_Problem details:_ Give the data a second time, exactly and in full.

--- Data for the task ---

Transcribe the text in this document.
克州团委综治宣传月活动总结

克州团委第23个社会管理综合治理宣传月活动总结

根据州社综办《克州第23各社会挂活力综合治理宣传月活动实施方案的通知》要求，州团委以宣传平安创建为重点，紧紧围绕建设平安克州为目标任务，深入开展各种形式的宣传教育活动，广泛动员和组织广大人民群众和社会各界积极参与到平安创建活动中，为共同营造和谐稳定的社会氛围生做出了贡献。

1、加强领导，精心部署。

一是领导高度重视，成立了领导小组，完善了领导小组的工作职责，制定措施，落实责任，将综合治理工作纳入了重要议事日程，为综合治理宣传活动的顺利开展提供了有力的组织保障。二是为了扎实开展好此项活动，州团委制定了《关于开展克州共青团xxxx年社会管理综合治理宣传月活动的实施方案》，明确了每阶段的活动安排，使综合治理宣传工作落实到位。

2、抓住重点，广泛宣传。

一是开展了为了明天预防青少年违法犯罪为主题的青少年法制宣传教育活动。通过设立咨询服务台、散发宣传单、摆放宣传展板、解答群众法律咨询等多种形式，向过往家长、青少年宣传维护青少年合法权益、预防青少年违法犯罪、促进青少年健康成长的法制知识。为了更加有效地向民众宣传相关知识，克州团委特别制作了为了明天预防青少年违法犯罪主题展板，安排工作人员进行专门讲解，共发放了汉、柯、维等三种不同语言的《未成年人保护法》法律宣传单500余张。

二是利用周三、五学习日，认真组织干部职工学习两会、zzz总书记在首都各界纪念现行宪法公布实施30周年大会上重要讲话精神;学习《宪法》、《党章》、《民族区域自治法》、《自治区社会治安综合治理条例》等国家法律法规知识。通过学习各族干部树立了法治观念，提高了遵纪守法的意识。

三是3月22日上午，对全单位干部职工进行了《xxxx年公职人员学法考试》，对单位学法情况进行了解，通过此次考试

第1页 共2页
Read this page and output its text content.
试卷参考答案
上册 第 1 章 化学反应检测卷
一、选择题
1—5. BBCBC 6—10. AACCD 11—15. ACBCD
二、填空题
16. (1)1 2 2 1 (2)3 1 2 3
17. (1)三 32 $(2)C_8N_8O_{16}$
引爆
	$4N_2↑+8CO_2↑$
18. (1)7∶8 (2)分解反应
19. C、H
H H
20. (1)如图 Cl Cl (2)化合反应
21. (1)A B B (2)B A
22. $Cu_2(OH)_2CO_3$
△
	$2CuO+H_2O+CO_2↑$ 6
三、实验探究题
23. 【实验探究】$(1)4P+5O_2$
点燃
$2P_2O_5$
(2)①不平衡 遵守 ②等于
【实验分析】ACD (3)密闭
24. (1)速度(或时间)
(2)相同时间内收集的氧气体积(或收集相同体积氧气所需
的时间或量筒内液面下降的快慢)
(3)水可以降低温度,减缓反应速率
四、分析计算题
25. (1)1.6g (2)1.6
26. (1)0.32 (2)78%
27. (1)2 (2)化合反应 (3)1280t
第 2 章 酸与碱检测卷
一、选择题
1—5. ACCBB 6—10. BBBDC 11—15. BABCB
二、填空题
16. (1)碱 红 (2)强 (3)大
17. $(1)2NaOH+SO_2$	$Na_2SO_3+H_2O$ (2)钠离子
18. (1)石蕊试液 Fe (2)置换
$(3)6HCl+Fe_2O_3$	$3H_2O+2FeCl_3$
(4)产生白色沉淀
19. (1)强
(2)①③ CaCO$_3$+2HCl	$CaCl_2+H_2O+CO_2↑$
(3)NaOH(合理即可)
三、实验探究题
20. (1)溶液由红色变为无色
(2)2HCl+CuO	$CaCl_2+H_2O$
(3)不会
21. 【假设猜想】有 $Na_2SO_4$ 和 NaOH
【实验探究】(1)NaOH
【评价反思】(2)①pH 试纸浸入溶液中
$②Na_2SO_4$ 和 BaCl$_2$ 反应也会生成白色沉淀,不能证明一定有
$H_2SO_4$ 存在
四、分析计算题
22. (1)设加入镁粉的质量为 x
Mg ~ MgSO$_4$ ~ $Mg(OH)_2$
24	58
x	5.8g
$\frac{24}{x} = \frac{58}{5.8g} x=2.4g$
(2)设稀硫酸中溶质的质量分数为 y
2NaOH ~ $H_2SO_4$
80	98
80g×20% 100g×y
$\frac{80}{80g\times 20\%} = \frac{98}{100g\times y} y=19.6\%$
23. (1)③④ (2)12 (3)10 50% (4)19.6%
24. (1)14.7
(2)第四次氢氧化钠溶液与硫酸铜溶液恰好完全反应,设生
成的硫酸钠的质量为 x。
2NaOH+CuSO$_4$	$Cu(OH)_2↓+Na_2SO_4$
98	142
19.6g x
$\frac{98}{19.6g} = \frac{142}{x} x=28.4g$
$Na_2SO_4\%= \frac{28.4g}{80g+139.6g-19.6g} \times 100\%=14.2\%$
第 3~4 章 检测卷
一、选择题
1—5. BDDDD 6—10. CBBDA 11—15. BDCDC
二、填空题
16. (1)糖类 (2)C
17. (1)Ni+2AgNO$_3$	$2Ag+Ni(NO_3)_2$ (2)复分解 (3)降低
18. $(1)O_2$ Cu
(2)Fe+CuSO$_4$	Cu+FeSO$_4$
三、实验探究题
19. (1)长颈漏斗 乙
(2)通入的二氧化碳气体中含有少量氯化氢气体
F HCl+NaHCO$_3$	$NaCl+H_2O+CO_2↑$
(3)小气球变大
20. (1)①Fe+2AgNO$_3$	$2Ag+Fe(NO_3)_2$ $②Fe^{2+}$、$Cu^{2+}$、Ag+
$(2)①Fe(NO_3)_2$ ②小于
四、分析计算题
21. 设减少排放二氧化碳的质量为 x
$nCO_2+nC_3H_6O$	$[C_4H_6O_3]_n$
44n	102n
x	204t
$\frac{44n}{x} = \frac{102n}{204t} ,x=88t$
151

---

_Right answer:_
Transcribe the text in this document.
克州团委综治宣传月活动总结

克州团委第23个社会管理综合治理宣传月活动总结

根据州社综办《克州第23各社会挂活力综合治理宣传月活动实施方案的通知》要求，州团委以宣传平安创建为重点，紧紧围绕建设平安克州为目标任务，深入开展各种形式的宣传教育活动，广泛动员和组织广大人民群众和社会各界积极参与到平安创建活动中，为共同营造和谐稳定的社会氛围生做出了贡献。

1、加强领导，精心部署。

一是领导高度重视，成立了领导小组，完善了领导小组的工作职责，制定措施，落实责任，将综合治理工作纳入了重要议事日程，为综合治理宣传活动的顺利开展提供了有力的组织保障。二是为了扎实开展好此项活动，州团委制定了《关于开展克州共青团xxxx年社会管理综合治理宣传月活动的实施方案》，明确了每阶段的活动安排，使综合治理宣传工作落实到位。

2、抓住重点，广泛宣传。

一是开展了为了明天预防青少年违法犯罪为主题的青少年法制宣传教育活动。通过设立咨询服务台、散发宣传单、摆放宣传展板、解答群众法律咨询等多种形式，向过往家长、青少年宣传维护青少年合法权益、预防青少年违法犯罪、促进青少年健康成长的法制知识。为了更加有效地向民众宣传相关知识，克州团委特别制作了为了明天预防青少年违法犯罪主题展板，安排工作人员进行专门讲解，共发放了汉、柯、维等三种不同语言的《未成年人保护法》法律宣传单500余张。

二是利用周三、五学习日，认真组织干部职工学习两会、zzz总书记在首都各界纪念现行宪法公布实施30周年大会上重要讲话精神;学习《宪法》、《党章》、《民族区域自治法》、《自治区社会治安综合治理条例》等国家法律法规知识。通过学习各族干部树立了法治观念，提高了遵纪守法的意识。

三是3月22日上午，对全单位干部职工进行了《xxxx年公职人员学法考试》，对单位学法情况进行了解，通过此次考试

第1页 共2页
Read this page and output its text content.
试卷参考答案
上册 第 1 章 化学反应检测卷
一、选择题
1—5. BBCBC 6—10. AACCD 11—15. ACBCD
二、填空题
16. (1)1 2 2 1 (2)3 1 2 3
17. (1)三 32 $(2)C_8N_8O_{16}$
引爆
	$4N_2↑+8CO_2↑$
18. (1)7∶8 (2)分解反应
19. C、H
H H
20. (1)如图 Cl Cl (2)化合反应
21. (1)A B B (2)B A
22. $Cu_2(OH)_2CO_3$
△
	$2CuO+H_2O+CO_2↑$ 6
三、实验探究题
23. 【实验探究】$(1)4P+5O_2$
点燃
$2P_2O_5$
(2)①不平衡 遵守 ②等于
【实验分析】ACD (3)密闭
24. (1)速度(或时间)
(2)相同时间内收集的氧气体积(或收集相同体积氧气所需
的时间或量筒内液面下降的快慢)
(3)水可以降低温度,减缓反应速率
四、分析计算题
25. (1)1.6g (2)1.6
26. (1)0.32 (2)78%
27. (1)2 (2)化合反应 (3)1280t
第 2 章 酸与碱检测卷
一、选择题
1—5. ACCBB 6—10. BBBDC 11—15. BABCB
二、填空题
16. (1)碱 红 (2)强 (3)大
17. $(1)2NaOH+SO_2$	$Na_2SO_3+H_2O$ (2)钠离子
18. (1)石蕊试液 Fe (2)置换
$(3)6HCl+Fe_2O_3$	$3H_2O+2FeCl_3$
(4)产生白色沉淀
19. (1)强
(2)①③ CaCO$_3$+2HCl	$CaCl_2+H_2O+CO_2↑$
(3)NaOH(合理即可)
三、实验探究题
20. (1)溶液由红色变为无色
(2)2HCl+CuO	$CaCl_2+H_2O$
(3)不会
21. 【假设猜想】有 $Na_2SO_4$ 和 NaOH
【实验探究】(1)NaOH
【评价反思】(2)①pH 试纸浸入溶液中
$②Na_2SO_4$ 和 BaCl$_2$ 反应也会生成白色沉淀,不能证明一定有
$H_2SO_4$ 存在
四、分析计算题
22. (1)设加入镁粉的质量为 x
Mg ~ MgSO$_4$ ~ $Mg(OH)_2$
24	58
x	5.8g
$\frac{24}{x} = \frac{58}{5.8g} x=2.4g$
(2)设稀硫酸中溶质的质量分数为 y
2NaOH ~ $H_2SO_4$
80	98
80g×20% 100g×y
$\frac{80}{80g\times 20\%} = \frac{98}{100g\times y} y=19.6\%$
23. (1)③④ (2)12 (3)10 50% (4)19.6%
24. (1)14.7
(2)第四次氢氧化钠溶液与硫酸铜溶液恰好完全反应,设生
成的硫酸钠的质量为 x。
2NaOH+CuSO$_4$	$Cu(OH)_2↓+Na_2SO_4$
98	142
19.6g x
$\frac{98}{19.6g} = \frac{142}{x} x=28.4g$
$Na_2SO_4\%= \frac{28.4g}{80g+139.6g-19.6g} \times 100\%=14.2\%$
第 3~4 章 检测卷
一、选择题
1—5. BDDDD 6—10. CBBDA 11—15. BDCDC
二、填空题
16. (1)糖类 (2)C
17. (1)Ni+2AgNO$_3$	$2Ag+Ni(NO_3)_2$ (2)复分解 (3)降低
18. $(1)O_2$ Cu
(2)Fe+CuSO$_4$	Cu+FeSO$_4$
三、实验探究题
19. (1)长颈漏斗 乙
(2)通入的二氧化碳气体中含有少量氯化氢气体
F HCl+NaHCO$_3$	$NaCl+H_2O+CO_2↑$
(3)小气球变大
20. (1)①Fe+2AgNO$_3$	$2Ag+Fe(NO_3)_2$ $②Fe^{2+}$、$Cu^{2+}$、Ag+
$(2)①Fe(NO_3)_2$ ②小于
四、分析计算题
21. 设减少排放二氧化碳的质量为 x
$nCO_2+nC_3H_6O$	$[C_4H_6O_3]_n$
44n	102n
x	204t
$\frac{44n}{x} = \frac{102n}{204t} ,x=88t$
151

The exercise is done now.